**AIM OF THE TASK:** Output all of the data below exactly as given.

**Dataset rows about figures:**
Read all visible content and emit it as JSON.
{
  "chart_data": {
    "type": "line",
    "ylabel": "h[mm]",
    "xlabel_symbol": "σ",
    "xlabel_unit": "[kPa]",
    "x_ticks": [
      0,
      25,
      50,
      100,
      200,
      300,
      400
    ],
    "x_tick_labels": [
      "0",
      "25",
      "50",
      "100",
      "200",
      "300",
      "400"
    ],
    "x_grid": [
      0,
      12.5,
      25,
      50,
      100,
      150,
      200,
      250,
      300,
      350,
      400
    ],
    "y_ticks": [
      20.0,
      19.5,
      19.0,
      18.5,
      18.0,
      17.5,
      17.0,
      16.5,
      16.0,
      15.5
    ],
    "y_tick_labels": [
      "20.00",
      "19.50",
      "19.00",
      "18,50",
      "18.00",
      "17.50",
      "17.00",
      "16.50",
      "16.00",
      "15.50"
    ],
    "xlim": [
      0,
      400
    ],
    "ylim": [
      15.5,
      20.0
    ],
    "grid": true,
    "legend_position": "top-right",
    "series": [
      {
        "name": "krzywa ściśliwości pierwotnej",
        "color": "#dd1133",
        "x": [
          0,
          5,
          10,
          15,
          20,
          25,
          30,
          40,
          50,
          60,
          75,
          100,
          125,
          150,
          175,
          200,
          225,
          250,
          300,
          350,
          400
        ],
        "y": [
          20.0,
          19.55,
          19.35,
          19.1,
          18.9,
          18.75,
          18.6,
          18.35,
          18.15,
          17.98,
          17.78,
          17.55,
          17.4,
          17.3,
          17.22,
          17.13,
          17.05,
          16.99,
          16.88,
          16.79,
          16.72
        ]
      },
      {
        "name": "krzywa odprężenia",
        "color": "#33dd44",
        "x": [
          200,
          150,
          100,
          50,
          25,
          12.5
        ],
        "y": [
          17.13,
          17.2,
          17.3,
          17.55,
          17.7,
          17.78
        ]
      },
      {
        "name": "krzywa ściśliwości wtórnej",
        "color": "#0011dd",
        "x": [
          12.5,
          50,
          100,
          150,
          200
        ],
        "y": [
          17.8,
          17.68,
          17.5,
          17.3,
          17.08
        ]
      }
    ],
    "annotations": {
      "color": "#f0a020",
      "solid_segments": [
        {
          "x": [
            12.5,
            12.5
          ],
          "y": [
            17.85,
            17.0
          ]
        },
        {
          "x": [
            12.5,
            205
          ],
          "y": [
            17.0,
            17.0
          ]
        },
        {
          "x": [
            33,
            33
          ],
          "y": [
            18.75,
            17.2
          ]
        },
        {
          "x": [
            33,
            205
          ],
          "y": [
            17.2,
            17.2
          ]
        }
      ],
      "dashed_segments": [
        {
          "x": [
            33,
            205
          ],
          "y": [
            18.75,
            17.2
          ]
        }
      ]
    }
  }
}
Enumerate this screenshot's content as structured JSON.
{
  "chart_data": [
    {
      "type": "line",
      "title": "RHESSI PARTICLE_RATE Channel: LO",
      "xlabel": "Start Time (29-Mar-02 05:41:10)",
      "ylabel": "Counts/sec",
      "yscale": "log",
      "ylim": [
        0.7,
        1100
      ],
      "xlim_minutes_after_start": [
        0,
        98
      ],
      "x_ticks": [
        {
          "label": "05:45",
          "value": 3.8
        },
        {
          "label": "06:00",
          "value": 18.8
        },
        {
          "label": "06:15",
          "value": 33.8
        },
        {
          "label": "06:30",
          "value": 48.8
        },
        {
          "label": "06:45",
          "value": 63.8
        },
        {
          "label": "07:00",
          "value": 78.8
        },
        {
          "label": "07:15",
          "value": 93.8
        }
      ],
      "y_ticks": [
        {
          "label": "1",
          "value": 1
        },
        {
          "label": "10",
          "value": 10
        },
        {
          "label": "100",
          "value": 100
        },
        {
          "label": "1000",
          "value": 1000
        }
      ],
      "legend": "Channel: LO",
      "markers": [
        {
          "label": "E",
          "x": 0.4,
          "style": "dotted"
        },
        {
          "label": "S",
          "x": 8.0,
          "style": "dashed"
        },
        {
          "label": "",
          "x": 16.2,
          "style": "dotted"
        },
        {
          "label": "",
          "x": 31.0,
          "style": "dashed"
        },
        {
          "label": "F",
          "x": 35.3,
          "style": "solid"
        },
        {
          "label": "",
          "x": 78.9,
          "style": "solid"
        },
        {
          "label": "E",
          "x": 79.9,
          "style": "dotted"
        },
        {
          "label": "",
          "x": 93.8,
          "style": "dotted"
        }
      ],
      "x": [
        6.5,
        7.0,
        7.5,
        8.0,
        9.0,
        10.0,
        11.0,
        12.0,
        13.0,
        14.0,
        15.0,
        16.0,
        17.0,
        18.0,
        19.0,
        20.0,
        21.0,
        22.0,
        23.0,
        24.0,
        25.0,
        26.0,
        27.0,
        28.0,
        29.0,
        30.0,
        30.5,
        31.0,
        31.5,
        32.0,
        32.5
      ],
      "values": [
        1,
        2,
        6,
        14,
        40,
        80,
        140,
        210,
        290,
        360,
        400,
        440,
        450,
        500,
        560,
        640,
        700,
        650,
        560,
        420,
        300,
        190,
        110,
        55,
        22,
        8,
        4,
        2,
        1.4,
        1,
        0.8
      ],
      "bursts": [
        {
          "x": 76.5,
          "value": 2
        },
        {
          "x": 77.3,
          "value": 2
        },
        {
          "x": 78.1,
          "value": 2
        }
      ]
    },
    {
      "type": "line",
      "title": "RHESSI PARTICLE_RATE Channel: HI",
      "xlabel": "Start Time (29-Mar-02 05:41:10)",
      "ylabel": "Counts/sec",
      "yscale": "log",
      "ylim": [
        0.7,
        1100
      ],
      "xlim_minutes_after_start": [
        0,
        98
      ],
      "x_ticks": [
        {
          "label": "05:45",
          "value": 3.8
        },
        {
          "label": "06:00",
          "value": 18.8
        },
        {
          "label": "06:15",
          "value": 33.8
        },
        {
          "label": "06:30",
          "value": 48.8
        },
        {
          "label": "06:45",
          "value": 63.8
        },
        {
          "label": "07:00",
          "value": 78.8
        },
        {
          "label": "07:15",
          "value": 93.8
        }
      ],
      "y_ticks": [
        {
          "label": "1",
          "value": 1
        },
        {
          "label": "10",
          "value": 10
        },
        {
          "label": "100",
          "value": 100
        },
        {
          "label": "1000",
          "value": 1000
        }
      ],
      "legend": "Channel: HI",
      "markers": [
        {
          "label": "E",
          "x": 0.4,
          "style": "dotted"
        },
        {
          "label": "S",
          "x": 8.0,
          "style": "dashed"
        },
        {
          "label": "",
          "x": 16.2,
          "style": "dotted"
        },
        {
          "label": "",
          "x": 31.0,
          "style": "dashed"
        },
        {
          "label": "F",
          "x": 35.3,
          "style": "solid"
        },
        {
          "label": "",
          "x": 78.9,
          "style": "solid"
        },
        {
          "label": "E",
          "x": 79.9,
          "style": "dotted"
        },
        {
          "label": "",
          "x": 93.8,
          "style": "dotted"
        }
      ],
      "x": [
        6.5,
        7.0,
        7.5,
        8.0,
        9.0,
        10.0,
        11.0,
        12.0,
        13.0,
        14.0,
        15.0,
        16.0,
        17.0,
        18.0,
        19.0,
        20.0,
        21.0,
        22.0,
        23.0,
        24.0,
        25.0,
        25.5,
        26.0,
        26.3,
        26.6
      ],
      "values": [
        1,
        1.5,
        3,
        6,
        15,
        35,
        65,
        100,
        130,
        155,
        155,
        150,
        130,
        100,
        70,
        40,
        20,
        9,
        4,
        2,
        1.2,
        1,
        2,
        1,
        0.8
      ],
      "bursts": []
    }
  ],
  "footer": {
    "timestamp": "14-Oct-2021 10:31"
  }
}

**CORRECT OUTPUT:**
Read all visible content and emit it as JSON.
{
  "chart_data": {
    "type": "line",
    "ylabel": "h[mm]",
    "xlabel_symbol": "σ",
    "xlabel_unit": "[kPa]",
    "x_ticks": [
      0,
      25,
      50,
      100,
      200,
      300,
      400
    ],
    "x_tick_labels": [
      "0",
      "25",
      "50",
      "100",
      "200",
      "300",
      "400"
    ],
    "x_grid": [
      0,
      12.5,
      25,
      50,
      100,
      150,
      200,
      250,
      300,
      350,
      400
    ],
    "y_ticks": [
      20.0,
      19.5,
      19.0,
      18.5,
      18.0,
      17.5,
      17.0,
      16.5,
      16.0,
      15.5
    ],
    "y_tick_labels": [
      "20.00",
      "19.50",
      "19.00",
      "18,50",
      "18.00",
      "17.50",
      "17.00",
      "16.50",
      "16.00",
      "15.50"
    ],
    "xlim": [
      0,
      400
    ],
    "ylim": [
      15.5,
      20.0
    ],
    "grid": true,
    "legend_position": "top-right",
    "series": [
      {
        "name": "krzywa ściśliwości pierwotnej",
        "color": "#dd1133",
        "x": [
          0,
          5,
          10,
          15,
          20,
          25,
          30,
          40,
          50,
          60,
          75,
          100,
          125,
          150,
          175,
          200,
          225,
          250,
          300,
          350,
          400
        ],
        "y": [
          20.0,
          19.55,
          19.35,
          19.1,
          18.9,
          18.75,
          18.6,
          18.35,
          18.15,
          17.98,
          17.78,
          17.55,
          17.4,
          17.3,
          17.22,
          17.13,
          17.05,
          16.99,
          16.88,
          16.79,
          16.72
        ]
      },
      {
        "name": "krzywa odprężenia",
        "color": "#33dd44",
        "x": [
          200,
          150,
          100,
          50,
          25,
          12.5
        ],
        "y": [
          17.13,
          17.2,
          17.3,
          17.55,
          17.7,
          17.78
        ]
      },
      {
        "name": "krzywa ściśliwości wtórnej",
        "color": "#0011dd",
        "x": [
          12.5,
          50,
          100,
          150,
          200
        ],
        "y": [
          17.8,
          17.68,
          17.5,
          17.3,
          17.08
        ]
      }
    ],
    "annotations": {
      "color": "#f0a020",
      "solid_segments": [
        {
          "x": [
            12.5,
            12.5
          ],
          "y": [
            17.85,
            17.0
          ]
        },
        {
          "x": [
            12.5,
            205
          ],
          "y": [
            17.0,
            17.0
          ]
        },
        {
          "x": [
            33,
            33
          ],
          "y": [
            18.75,
            17.2
          ]
        },
        {
          "x": [
            33,
            205
          ],
          "y": [
            17.2,
            17.2
          ]
        }
      ],
      "dashed_segments": [
        {
          "x": [
            33,
            205
          ],
          "y": [
            18.75,
            17.2
          ]
        }
      ]
    }
  }
}
Enumerate this screenshot's content as structured JSON.
{
  "chart_data": [
    {
      "type": "line",
      "title": "RHESSI PARTICLE_RATE Channel: LO",
      "xlabel": "Start Time (29-Mar-02 05:41:10)",
      "ylabel": "Counts/sec",
      "yscale": "log",
      "ylim": [
        0.7,
        1100
      ],
      "xlim_minutes_after_start": [
        0,
        98
      ],
      "x_ticks": [
        {
          "label": "05:45",
          "value": 3.8
        },
        {
          "label": "06:00",
          "value": 18.8
        },
        {
          "label": "06:15",
          "value": 33.8
        },
        {
          "label": "06:30",
          "value": 48.8
        },
        {
          "label": "06:45",
          "value": 63.8
        },
        {
          "label": "07:00",
          "value": 78.8
        },
        {
          "label": "07:15",
          "value": 93.8
        }
      ],
      "y_ticks": [
        {
          "label": "1",
          "value": 1
        },
        {
          "label": "10",
          "value": 10
        },
        {
          "label": "100",
          "value": 100
        },
        {
          "label": "1000",
          "value": 1000
        }
      ],
      "legend": "Channel: LO",
      "markers": [
        {
          "label": "E",
          "x": 0.4,
          "style": "dotted"
        },
        {
          "label": "S",
          "x": 8.0,
          "style": "dashed"
        },
        {
          "label": "",
          "x": 16.2,
          "style": "dotted"
        },
        {
          "label": "",
          "x": 31.0,
          "style": "dashed"
        },
        {
          "label": "F",
          "x": 35.3,
          "style": "solid"
        },
        {
          "label": "",
          "x": 78.9,
          "style": "solid"
        },
        {
          "label": "E",
          "x": 79.9,
          "style": "dotted"
        },
        {
          "label": "",
          "x": 93.8,
          "style": "dotted"
        }
      ],
      "x": [
        6.5,
        7.0,
        7.5,
        8.0,
        9.0,
        10.0,
        11.0,
        12.0,
        13.0,
        14.0,
        15.0,
        16.0,
        17.0,
        18.0,
        19.0,
        20.0,
        21.0,
        22.0,
        23.0,
        24.0,
        25.0,
        26.0,
        27.0,
        28.0,
        29.0,
        30.0,
        30.5,
        31.0,
        31.5,
        32.0,
        32.5
      ],
      "values": [
        1,
        2,
        6,
        14,
        40,
        80,
        140,
        210,
        290,
        360,
        400,
        440,
        450,
        500,
        560,
        640,
        700,
        650,
        560,
        420,
        300,
        190,
        110,
        55,
        22,
        8,
        4,
        2,
        1.4,
        1,
        0.8
      ],
      "bursts": [
        {
          "x": 76.5,
          "value": 2
        },
        {
          "x": 77.3,
          "value": 2
        },
        {
          "x": 78.1,
          "value": 2
        }
      ]
    },
    {
      "type": "line",
      "title": "RHESSI PARTICLE_RATE Channel: HI",
      "xlabel": "Start Time (29-Mar-02 05:41:10)",
      "ylabel": "Counts/sec",
      "yscale": "log",
      "ylim": [
        0.7,
        1100
      ],
      "xlim_minutes_after_start": [
        0,
        98
      ],
      "x_ticks": [
        {
          "label": "05:45",
          "value": 3.8
        },
        {
          "label": "06:00",
          "value": 18.8
        },
        {
          "label": "06:15",
          "value": 33.8
        },
        {
          "label": "06:30",
          "value": 48.8
        },
        {
          "label": "06:45",
          "value": 63.8
        },
        {
          "label": "07:00",
          "value": 78.8
        },
        {
          "label": "07:15",
          "value": 93.8
        }
      ],
      "y_ticks": [
        {
          "label": "1",
          "value": 1
        },
        {
          "label": "10",
          "value": 10
        },
        {
          "label": "100",
          "value": 100
        },
        {
          "label": "1000",
          "value": 1000
        }
      ],
      "legend": "Channel: HI",
      "markers": [
        {
          "label": "E",
          "x": 0.4,
          "style": "dotted"
        },
        {
          "label": "S",
          "x": 8.0,
          "style": "dashed"
        },
        {
          "label": "",
          "x": 16.2,
          "style": "dotted"
        },
        {
          "label": "",
          "x": 31.0,
          "style": "dashed"
        },
        {
          "label": "F",
          "x": 35.3,
          "style": "solid"
        },
        {
          "label": "",
          "x": 78.9,
          "style": "solid"
        },
        {
          "label": "E",
          "x": 79.9,
          "style": "dotted"
        },
        {
          "label": "",
          "x": 93.8,
          "style": "dotted"
        }
      ],
      "x": [
        6.5,
        7.0,
        7.5,
        8.0,
        9.0,
        10.0,
        11.0,
        12.0,
        13.0,
        14.0,
        15.0,
        16.0,
        17.0,
        18.0,
        19.0,
        20.0,
        21.0,
        22.0,
        23.0,
        24.0,
        25.0,
        25.5,
        26.0,
        26.3,
        26.6
      ],
      "values": [
        1,
        1.5,
        3,
        6,
        15,
        35,
        65,
        100,
        130,
        155,
        155,
        150,
        130,
        100,
        70,
        40,
        20,
        9,
        4,
        2,
        1.2,
        1,
        2,
        1,
        0.8
      ],
      "bursts": []
    }
  ],
  "footer": {
    "timestamp": "14-Oct-2021 10:31"
  }
}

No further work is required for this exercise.